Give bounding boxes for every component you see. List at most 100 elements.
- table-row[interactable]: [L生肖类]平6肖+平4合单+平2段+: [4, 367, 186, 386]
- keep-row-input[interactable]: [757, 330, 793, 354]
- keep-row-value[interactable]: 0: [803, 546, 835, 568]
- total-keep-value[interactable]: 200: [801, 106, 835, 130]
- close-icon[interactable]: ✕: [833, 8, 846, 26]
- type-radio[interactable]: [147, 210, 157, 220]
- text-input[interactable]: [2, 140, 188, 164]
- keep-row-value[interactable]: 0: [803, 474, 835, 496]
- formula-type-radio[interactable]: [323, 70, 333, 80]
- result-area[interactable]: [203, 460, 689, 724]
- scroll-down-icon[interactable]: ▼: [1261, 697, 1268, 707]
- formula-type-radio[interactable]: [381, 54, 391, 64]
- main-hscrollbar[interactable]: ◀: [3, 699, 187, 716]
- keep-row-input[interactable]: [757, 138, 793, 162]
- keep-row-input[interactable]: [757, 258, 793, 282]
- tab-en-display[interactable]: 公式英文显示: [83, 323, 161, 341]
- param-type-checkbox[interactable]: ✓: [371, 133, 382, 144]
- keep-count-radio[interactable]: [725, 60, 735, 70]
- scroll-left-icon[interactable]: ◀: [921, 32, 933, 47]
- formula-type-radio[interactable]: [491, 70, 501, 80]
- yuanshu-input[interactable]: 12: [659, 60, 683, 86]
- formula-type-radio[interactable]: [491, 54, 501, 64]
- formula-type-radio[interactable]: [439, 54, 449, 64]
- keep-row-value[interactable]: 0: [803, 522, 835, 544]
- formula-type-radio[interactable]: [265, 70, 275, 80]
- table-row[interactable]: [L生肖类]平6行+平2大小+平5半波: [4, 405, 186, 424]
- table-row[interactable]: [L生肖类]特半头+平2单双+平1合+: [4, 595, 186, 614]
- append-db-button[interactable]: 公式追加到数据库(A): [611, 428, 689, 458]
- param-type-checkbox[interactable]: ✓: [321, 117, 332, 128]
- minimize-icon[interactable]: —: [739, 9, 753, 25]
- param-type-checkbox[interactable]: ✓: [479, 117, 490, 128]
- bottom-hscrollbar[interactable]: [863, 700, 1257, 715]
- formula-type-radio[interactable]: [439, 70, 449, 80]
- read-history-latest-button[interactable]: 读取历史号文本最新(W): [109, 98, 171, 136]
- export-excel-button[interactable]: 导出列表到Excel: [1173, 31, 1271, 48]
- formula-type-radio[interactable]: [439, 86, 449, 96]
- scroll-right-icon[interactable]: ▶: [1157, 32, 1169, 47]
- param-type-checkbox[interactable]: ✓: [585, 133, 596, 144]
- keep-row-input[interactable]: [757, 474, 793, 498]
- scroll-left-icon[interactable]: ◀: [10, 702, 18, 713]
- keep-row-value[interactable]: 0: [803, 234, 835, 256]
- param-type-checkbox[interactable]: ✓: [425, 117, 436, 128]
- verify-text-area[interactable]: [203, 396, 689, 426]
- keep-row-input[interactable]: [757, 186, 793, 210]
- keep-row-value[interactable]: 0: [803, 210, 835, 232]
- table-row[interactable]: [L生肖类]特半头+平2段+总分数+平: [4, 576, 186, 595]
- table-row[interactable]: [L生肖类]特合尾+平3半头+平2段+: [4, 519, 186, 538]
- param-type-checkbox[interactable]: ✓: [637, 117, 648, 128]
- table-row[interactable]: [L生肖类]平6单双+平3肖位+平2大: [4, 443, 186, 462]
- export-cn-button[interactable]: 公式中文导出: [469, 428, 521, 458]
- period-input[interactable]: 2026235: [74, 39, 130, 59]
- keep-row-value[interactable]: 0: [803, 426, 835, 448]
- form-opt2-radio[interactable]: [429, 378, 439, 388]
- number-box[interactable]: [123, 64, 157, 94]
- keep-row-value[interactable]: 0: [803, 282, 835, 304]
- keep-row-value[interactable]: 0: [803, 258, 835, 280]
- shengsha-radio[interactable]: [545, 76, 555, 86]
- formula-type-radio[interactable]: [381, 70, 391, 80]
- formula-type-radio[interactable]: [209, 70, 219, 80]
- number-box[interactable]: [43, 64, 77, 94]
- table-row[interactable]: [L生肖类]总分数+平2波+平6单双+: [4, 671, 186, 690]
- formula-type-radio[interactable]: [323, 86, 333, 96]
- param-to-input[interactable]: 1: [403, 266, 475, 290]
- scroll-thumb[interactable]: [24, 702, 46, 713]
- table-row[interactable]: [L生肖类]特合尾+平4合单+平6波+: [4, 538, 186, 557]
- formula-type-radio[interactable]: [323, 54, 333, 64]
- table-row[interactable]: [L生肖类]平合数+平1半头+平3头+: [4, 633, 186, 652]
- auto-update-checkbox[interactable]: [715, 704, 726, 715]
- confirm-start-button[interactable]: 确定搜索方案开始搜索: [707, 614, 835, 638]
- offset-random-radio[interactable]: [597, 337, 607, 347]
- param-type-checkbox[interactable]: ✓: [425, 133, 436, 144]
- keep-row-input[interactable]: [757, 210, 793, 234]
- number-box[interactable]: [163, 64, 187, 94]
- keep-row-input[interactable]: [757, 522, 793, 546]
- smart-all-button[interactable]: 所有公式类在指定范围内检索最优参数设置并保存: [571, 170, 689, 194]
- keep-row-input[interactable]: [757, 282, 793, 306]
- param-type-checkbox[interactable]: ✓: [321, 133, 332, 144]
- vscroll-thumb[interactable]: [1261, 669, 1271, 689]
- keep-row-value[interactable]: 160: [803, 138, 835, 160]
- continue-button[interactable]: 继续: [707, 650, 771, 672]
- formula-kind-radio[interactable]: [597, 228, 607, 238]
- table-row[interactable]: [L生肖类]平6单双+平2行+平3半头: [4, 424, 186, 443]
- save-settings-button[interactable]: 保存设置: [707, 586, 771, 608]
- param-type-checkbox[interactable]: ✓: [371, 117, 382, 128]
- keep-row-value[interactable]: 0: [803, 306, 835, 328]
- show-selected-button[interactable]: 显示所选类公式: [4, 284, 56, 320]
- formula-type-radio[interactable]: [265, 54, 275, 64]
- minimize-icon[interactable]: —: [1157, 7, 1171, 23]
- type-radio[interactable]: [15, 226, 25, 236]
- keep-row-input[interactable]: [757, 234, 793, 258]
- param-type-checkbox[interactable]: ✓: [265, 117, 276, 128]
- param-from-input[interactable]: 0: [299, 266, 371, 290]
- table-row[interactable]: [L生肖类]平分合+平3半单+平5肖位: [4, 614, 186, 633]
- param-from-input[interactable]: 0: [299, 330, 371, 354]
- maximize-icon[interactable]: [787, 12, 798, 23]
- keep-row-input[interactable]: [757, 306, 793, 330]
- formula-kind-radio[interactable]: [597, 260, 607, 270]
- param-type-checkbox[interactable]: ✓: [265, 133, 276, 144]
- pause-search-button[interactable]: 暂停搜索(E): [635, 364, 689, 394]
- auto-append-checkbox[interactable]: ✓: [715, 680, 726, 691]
==================================================
**GIVEN EXERCISE**
Rewrite all the records above with "retain-row-input" substituted for every occurrence of "keep-row-input", leaving everything else unchanged.

**RESPONSE TO THE TASK**
Give bounding boxes for every component you see. List at most 100 elements.
- table-row[interactable]: [L生肖类]平6肖+平4合单+平2段+: [4, 367, 186, 386]
- retain-row-input[interactable]: [757, 330, 793, 354]
- keep-row-value[interactable]: 0: [803, 546, 835, 568]
- total-keep-value[interactable]: 200: [801, 106, 835, 130]
- close-icon[interactable]: ✕: [833, 8, 846, 26]
- type-radio[interactable]: [147, 210, 157, 220]
- text-input[interactable]: [2, 140, 188, 164]
- keep-row-value[interactable]: 0: [803, 474, 835, 496]
- formula-type-radio[interactable]: [323, 70, 333, 80]
- result-area[interactable]: [203, 460, 689, 724]
- scroll-down-icon[interactable]: ▼: [1261, 697, 1268, 707]
- formula-type-radio[interactable]: [381, 54, 391, 64]
- main-hscrollbar[interactable]: ◀: [3, 699, 187, 716]
- retain-row-input[interactable]: [757, 138, 793, 162]
- retain-row-input[interactable]: [757, 258, 793, 282]
- tab-en-display[interactable]: 公式英文显示: [83, 323, 161, 341]
- param-type-checkbox[interactable]: ✓: [371, 133, 382, 144]
- keep-count-radio[interactable]: [725, 60, 735, 70]
- scroll-left-icon[interactable]: ◀: [921, 32, 933, 47]
- formula-type-radio[interactable]: [491, 70, 501, 80]
- yuanshu-input[interactable]: 12: [659, 60, 683, 86]
- formula-type-radio[interactable]: [491, 54, 501, 64]
- formula-type-radio[interactable]: [439, 54, 449, 64]
- keep-row-value[interactable]: 0: [803, 522, 835, 544]
- formula-type-radio[interactable]: [265, 70, 275, 80]
- table-row[interactable]: [L生肖类]平6行+平2大小+平5半波: [4, 405, 186, 424]
- table-row[interactable]: [L生肖类]特半头+平2单双+平1合+: [4, 595, 186, 614]
- append-db-button[interactable]: 公式追加到数据库(A): [611, 428, 689, 458]
- param-type-checkbox[interactable]: ✓: [321, 117, 332, 128]
- minimize-icon[interactable]: —: [739, 9, 753, 25]
- param-type-checkbox[interactable]: ✓: [479, 117, 490, 128]
- bottom-hscrollbar[interactable]: [863, 700, 1257, 715]
- formula-type-radio[interactable]: [439, 70, 449, 80]
- read-history-latest-button[interactable]: 读取历史号文本最新(W): [109, 98, 171, 136]
- export-excel-button[interactable]: 导出列表到Excel: [1173, 31, 1271, 48]
- formula-type-radio[interactable]: [439, 86, 449, 96]
- scroll-right-icon[interactable]: ▶: [1157, 32, 1169, 47]
- param-type-checkbox[interactable]: ✓: [585, 133, 596, 144]
- retain-row-input[interactable]: [757, 474, 793, 498]
- scroll-left-icon[interactable]: ◀: [10, 702, 18, 713]
- keep-row-value[interactable]: 0: [803, 234, 835, 256]
- param-type-checkbox[interactable]: ✓: [425, 117, 436, 128]
- verify-text-area[interactable]: [203, 396, 689, 426]
- retain-row-input[interactable]: [757, 186, 793, 210]
- keep-row-value[interactable]: 0: [803, 210, 835, 232]
- table-row[interactable]: [L生肖类]特半头+平2段+总分数+平: [4, 576, 186, 595]
- table-row[interactable]: [L生肖类]特合尾+平3半头+平2段+: [4, 519, 186, 538]
- param-type-checkbox[interactable]: ✓: [637, 117, 648, 128]
- table-row[interactable]: [L生肖类]平6单双+平3肖位+平2大: [4, 443, 186, 462]
- export-cn-button[interactable]: 公式中文导出: [469, 428, 521, 458]
- period-input[interactable]: 2026235: [74, 39, 130, 59]
- keep-row-value[interactable]: 0: [803, 426, 835, 448]
- form-opt2-radio[interactable]: [429, 378, 439, 388]
- number-box[interactable]: [123, 64, 157, 94]
- keep-row-value[interactable]: 0: [803, 282, 835, 304]
- keep-row-value[interactable]: 0: [803, 258, 835, 280]
- shengsha-radio[interactable]: [545, 76, 555, 86]
- formula-type-radio[interactable]: [381, 70, 391, 80]
- formula-type-radio[interactable]: [209, 70, 219, 80]
- number-box[interactable]: [43, 64, 77, 94]
- table-row[interactable]: [L生肖类]总分数+平2波+平6单双+: [4, 671, 186, 690]
- formula-type-radio[interactable]: [323, 86, 333, 96]
- param-to-input[interactable]: 1: [403, 266, 475, 290]
- scroll-thumb[interactable]: [24, 702, 46, 713]
- table-row[interactable]: [L生肖类]特合尾+平4合单+平6波+: [4, 538, 186, 557]
- formula-type-radio[interactable]: [323, 54, 333, 64]
- table-row[interactable]: [L生肖类]平合数+平1半头+平3头+: [4, 633, 186, 652]
- auto-update-checkbox[interactable]: [715, 704, 726, 715]
- confirm-start-button[interactable]: 确定搜索方案开始搜索: [707, 614, 835, 638]
- offset-random-radio[interactable]: [597, 337, 607, 347]
- param-type-checkbox[interactable]: ✓: [425, 133, 436, 144]
- retain-row-input[interactable]: [757, 210, 793, 234]
- number-box[interactable]: [163, 64, 187, 94]
- retain-row-input[interactable]: [757, 522, 793, 546]
- smart-all-button[interactable]: 所有公式类在指定范围内检索最优参数设置并保存: [571, 170, 689, 194]
- retain-row-input[interactable]: [757, 282, 793, 306]
- param-type-checkbox[interactable]: ✓: [321, 133, 332, 144]
- vscroll-thumb[interactable]: [1261, 669, 1271, 689]
- keep-row-value[interactable]: 160: [803, 138, 835, 160]
- continue-button[interactable]: 继续: [707, 650, 771, 672]
- formula-kind-radio[interactable]: [597, 228, 607, 238]
- table-row[interactable]: [L生肖类]平6单双+平2行+平3半头: [4, 424, 186, 443]
- save-settings-button[interactable]: 保存设置: [707, 586, 771, 608]
- param-type-checkbox[interactable]: ✓: [371, 117, 382, 128]
- keep-row-value[interactable]: 0: [803, 306, 835, 328]
- show-selected-button[interactable]: 显示所选类公式: [4, 284, 56, 320]
- formula-type-radio[interactable]: [265, 54, 275, 64]
- minimize-icon[interactable]: —: [1157, 7, 1171, 23]
- type-radio[interactable]: [15, 226, 25, 236]
- retain-row-input[interactable]: [757, 234, 793, 258]
- param-type-checkbox[interactable]: ✓: [265, 117, 276, 128]
- param-from-input[interactable]: 0: [299, 266, 371, 290]
- table-row[interactable]: [L生肖类]平分合+平3半单+平5肖位: [4, 614, 186, 633]
- param-from-input[interactable]: 0: [299, 330, 371, 354]
- maximize-icon[interactable]: [787, 12, 798, 23]
- retain-row-input[interactable]: [757, 306, 793, 330]
- formula-kind-radio[interactable]: [597, 260, 607, 270]
- param-type-checkbox[interactable]: ✓: [265, 133, 276, 144]
- pause-search-button[interactable]: 暂停搜索(E): [635, 364, 689, 394]
- auto-append-checkbox[interactable]: ✓: [715, 680, 726, 691]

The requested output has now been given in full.